▸ Task requirements: Copy out the entries below precisely; nothing is to be omitted.

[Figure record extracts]
==*==

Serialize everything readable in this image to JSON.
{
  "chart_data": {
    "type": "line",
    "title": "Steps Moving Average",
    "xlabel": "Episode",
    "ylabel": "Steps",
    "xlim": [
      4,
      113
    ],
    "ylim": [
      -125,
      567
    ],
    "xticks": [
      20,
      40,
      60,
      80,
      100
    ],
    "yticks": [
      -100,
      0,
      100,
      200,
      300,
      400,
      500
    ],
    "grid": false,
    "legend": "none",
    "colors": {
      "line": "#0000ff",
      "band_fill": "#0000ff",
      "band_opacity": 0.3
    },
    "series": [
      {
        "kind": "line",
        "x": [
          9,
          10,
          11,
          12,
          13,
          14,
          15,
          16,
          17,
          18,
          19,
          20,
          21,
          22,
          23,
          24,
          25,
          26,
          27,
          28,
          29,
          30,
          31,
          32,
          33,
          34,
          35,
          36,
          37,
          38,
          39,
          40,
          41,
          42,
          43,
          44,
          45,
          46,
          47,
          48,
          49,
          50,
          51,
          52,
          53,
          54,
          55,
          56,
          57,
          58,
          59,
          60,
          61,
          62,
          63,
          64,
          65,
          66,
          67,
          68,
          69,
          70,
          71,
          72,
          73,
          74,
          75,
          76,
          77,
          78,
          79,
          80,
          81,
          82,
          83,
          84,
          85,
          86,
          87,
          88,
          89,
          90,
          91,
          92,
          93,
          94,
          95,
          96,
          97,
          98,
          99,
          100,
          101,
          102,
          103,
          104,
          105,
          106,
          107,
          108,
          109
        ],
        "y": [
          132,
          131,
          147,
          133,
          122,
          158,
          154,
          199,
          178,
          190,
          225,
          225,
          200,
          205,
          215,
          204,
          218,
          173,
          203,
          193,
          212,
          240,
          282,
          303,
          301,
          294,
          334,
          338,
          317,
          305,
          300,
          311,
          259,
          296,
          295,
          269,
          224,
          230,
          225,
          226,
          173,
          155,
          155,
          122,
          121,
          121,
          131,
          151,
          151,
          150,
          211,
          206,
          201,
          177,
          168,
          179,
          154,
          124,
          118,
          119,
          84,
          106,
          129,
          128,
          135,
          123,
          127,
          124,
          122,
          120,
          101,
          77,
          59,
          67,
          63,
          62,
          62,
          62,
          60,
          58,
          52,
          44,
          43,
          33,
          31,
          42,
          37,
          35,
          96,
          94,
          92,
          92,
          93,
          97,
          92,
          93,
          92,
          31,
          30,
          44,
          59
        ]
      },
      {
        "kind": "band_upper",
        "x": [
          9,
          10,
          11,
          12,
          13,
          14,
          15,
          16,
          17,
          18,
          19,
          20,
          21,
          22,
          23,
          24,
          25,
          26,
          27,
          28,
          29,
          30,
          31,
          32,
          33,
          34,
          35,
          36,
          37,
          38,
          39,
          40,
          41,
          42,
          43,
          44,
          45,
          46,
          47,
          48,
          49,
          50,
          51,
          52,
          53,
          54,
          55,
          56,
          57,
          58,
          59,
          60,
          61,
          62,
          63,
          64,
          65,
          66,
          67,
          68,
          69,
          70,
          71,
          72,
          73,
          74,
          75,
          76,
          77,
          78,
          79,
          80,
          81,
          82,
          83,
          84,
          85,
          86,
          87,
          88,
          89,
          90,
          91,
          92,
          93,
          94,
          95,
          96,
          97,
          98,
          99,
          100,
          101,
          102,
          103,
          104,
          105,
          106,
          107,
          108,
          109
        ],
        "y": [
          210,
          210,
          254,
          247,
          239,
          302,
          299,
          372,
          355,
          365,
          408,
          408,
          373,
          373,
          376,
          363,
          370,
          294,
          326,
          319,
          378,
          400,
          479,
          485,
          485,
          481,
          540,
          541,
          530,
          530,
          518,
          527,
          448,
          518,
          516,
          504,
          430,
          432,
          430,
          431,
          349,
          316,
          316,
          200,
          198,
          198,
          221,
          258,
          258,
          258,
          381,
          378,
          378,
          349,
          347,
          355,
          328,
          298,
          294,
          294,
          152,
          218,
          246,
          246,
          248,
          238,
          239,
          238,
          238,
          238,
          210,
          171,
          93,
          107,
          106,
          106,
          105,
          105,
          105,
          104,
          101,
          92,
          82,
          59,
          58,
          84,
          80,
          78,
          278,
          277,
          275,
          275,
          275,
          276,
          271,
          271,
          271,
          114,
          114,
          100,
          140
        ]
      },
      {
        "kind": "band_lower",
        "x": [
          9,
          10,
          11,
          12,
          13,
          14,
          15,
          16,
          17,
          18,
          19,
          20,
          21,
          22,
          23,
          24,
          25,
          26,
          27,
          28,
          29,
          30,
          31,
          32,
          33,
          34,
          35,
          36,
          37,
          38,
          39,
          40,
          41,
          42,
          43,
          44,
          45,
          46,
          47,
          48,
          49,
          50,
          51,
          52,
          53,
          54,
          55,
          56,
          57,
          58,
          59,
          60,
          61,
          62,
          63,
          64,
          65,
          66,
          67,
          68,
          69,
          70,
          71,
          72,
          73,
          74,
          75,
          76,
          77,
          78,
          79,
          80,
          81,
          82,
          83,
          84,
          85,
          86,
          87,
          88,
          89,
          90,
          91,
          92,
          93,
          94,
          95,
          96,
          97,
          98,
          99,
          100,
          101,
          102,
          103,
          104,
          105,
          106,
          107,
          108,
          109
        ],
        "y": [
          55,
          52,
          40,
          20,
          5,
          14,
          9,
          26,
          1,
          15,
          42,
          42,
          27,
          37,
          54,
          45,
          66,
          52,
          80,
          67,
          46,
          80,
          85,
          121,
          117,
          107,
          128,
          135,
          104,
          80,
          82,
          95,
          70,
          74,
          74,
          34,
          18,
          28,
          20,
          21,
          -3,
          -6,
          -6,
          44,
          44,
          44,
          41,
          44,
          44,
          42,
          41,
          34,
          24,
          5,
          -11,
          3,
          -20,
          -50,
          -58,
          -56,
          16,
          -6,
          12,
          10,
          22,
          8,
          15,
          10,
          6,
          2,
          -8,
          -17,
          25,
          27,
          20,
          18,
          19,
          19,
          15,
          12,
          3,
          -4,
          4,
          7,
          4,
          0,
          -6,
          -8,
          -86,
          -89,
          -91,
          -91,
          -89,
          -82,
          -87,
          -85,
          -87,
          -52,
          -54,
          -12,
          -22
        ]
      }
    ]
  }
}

==*==

▸ Complete output:
Serialize everything readable in this image to JSON.
{
  "chart_data": {
    "type": "line",
    "title": "Steps Moving Average",
    "xlabel": "Episode",
    "ylabel": "Steps",
    "xlim": [
      4,
      113
    ],
    "ylim": [
      -125,
      567
    ],
    "xticks": [
      20,
      40,
      60,
      80,
      100
    ],
    "yticks": [
      -100,
      0,
      100,
      200,
      300,
      400,
      500
    ],
    "grid": false,
    "legend": "none",
    "colors": {
      "line": "#0000ff",
      "band_fill": "#0000ff",
      "band_opacity": 0.3
    },
    "series": [
      {
        "kind": "line",
        "x": [
          9,
          10,
          11,
          12,
          13,
          14,
          15,
          16,
          17,
          18,
          19,
          20,
          21,
          22,
          23,
          24,
          25,
          26,
          27,
          28,
          29,
          30,
          31,
          32,
          33,
          34,
          35,
          36,
          37,
          38,
          39,
          40,
          41,
          42,
          43,
          44,
          45,
          46,
          47,
          48,
          49,
          50,
          51,
          52,
          53,
          54,
          55,
          56,
          57,
          58,
          59,
          60,
          61,
          62,
          63,
          64,
          65,
          66,
          67,
          68,
          69,
          70,
          71,
          72,
          73,
          74,
          75,
          76,
          77,
          78,
          79,
          80,
          81,
          82,
          83,
          84,
          85,
          86,
          87,
          88,
          89,
          90,
          91,
          92,
          93,
          94,
          95,
          96,
          97,
          98,
          99,
          100,
          101,
          102,
          103,
          104,
          105,
          106,
          107,
          108,
          109
        ],
        "y": [
          132,
          131,
          147,
          133,
          122,
          158,
          154,
          199,
          178,
          190,
          225,
          225,
          200,
          205,
          215,
          204,
          218,
          173,
          203,
          193,
          212,
          240,
          282,
          303,
          301,
          294,
          334,
          338,
          317,
          305,
          300,
          311,
          259,
          296,
          295,
          269,
          224,
          230,
          225,
          226,
          173,
          155,
          155,
          122,
          121,
          121,
          131,
          151,
          151,
          150,
          211,
          206,
          201,
          177,
          168,
          179,
          154,
          124,
          118,
          119,
          84,
          106,
          129,
          128,
          135,
          123,
          127,
          124,
          122,
          120,
          101,
          77,
          59,
          67,
          63,
          62,
          62,
          62,
          60,
          58,
          52,
          44,
          43,
          33,
          31,
          42,
          37,
          35,
          96,
          94,
          92,
          92,
          93,
          97,
          92,
          93,
          92,
          31,
          30,
          44,
          59
        ]
      },
      {
        "kind": "band_upper",
        "x": [
          9,
          10,
          11,
          12,
          13,
          14,
          15,
          16,
          17,
          18,
          19,
          20,
          21,
          22,
          23,
          24,
          25,
          26,
          27,
          28,
          29,
          30,
          31,
          32,
          33,
          34,
          35,
          36,
          37,
          38,
          39,
          40,
          41,
          42,
          43,
          44,
          45,
          46,
          47,
          48,
          49,
          50,
          51,
          52,
          53,
          54,
          55,
          56,
          57,
          58,
          59,
          60,
          61,
          62,
          63,
          64,
          65,
          66,
          67,
          68,
          69,
          70,
          71,
          72,
          73,
          74,
          75,
          76,
          77,
          78,
          79,
          80,
          81,
          82,
          83,
          84,
          85,
          86,
          87,
          88,
          89,
          90,
          91,
          92,
          93,
          94,
          95,
          96,
          97,
          98,
          99,
          100,
          101,
          102,
          103,
          104,
          105,
          106,
          107,
          108,
          109
        ],
        "y": [
          210,
          210,
          254,
          247,
          239,
          302,
          299,
          372,
          355,
          365,
          408,
          408,
          373,
          373,
          376,
          363,
          370,
          294,
          326,
          319,
          378,
          400,
          479,
          485,
          485,
          481,
          540,
          541,
          530,
          530,
          518,
          527,
          448,
          518,
          516,
          504,
          430,
          432,
          430,
          431,
          349,
          316,
          316,
          200,
          198,
          198,
          221,
          258,
          258,
          258,
          381,
          378,
          378,
          349,
          347,
          355,
          328,
          298,
          294,
          294,
          152,
          218,
          246,
          246,
          248,
          238,
          239,
          238,
          238,
          238,
          210,
          171,
          93,
          107,
          106,
          106,
          105,
          105,
          105,
          104,
          101,
          92,
          82,
          59,
          58,
          84,
          80,
          78,
          278,
          277,
          275,
          275,
          275,
          276,
          271,
          271,
          271,
          114,
          114,
          100,
          140
        ]
      },
      {
        "kind": "band_lower",
        "x": [
          9,
          10,
          11,
          12,
          13,
          14,
          15,
          16,
          17,
          18,
          19,
          20,
          21,
          22,
          23,
          24,
          25,
          26,
          27,
          28,
          29,
          30,
          31,
          32,
          33,
          34,
          35,
          36,
          37,
          38,
          39,
          40,
          41,
          42,
          43,
          44,
          45,
          46,
          47,
          48,
          49,
          50,
          51,
          52,
          53,
          54,
          55,
          56,
          57,
          58,
          59,
          60,
          61,
          62,
          63,
          64,
          65,
          66,
          67,
          68,
          69,
          70,
          71,
          72,
          73,
          74,
          75,
          76,
          77,
          78,
          79,
          80,
          81,
          82,
          83,
          84,
          85,
          86,
          87,
          88,
          89,
          90,
          91,
          92,
          93,
          94,
          95,
          96,
          97,
          98,
          99,
          100,
          101,
          102,
          103,
          104,
          105,
          106,
          107,
          108,
          109
        ],
        "y": [
          55,
          52,
          40,
          20,
          5,
          14,
          9,
          26,
          1,
          15,
          42,
          42,
          27,
          37,
          54,
          45,
          66,
          52,
          80,
          67,
          46,
          80,
          85,
          121,
          117,
          107,
          128,
          135,
          104,
          80,
          82,
          95,
          70,
          74,
          74,
          34,
          18,
          28,
          20,
          21,
          -3,
          -6,
          -6,
          44,
          44,
          44,
          41,
          44,
          44,
          42,
          41,
          34,
          24,
          5,
          -11,
          3,
          -20,
          -50,
          -58,
          -56,
          16,
          -6,
          12,
          10,
          22,
          8,
          15,
          10,
          6,
          2,
          -8,
          -17,
          25,
          27,
          20,
          18,
          19,
          19,
          15,
          12,
          3,
          -4,
          4,
          7,
          4,
          0,
          -6,
          -8,
          -86,
          -89,
          -91,
          -91,
          -89,
          -82,
          -87,
          -85,
          -87,
          -52,
          -54,
          -12,
          -22
        ]
      }
    ]
  }
}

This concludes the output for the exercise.